Goal of the exercise — All lines with the word "http" must be pulled from the entries below.

Supplied material —
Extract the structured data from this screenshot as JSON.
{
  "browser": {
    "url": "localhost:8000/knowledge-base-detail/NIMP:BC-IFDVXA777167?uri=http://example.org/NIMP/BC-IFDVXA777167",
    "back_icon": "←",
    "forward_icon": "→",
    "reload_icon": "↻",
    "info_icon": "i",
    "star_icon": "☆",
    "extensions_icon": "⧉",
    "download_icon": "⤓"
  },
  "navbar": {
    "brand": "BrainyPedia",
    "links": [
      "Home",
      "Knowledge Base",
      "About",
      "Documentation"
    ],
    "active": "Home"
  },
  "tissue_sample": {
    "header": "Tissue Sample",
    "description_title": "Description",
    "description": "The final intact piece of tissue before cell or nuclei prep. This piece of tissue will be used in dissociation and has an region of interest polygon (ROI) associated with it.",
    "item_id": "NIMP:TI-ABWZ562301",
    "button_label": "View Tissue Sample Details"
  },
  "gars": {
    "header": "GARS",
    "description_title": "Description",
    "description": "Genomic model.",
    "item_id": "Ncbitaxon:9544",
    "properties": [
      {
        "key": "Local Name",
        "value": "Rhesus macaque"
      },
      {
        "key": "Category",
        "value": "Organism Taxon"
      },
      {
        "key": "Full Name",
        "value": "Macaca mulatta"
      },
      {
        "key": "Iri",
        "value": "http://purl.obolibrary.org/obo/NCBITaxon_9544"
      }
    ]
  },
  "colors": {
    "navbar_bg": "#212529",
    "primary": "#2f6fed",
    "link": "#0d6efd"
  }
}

Exercise response —
    "url": "localhost:8000/knowledge-base-detail/NIMP:BC-IFDVXA777167?uri=http://example.org/NIMP/BC-IFDVXA777167",
        "value": "http://purl.obolibrary.org/obo/NCBITaxon_9544"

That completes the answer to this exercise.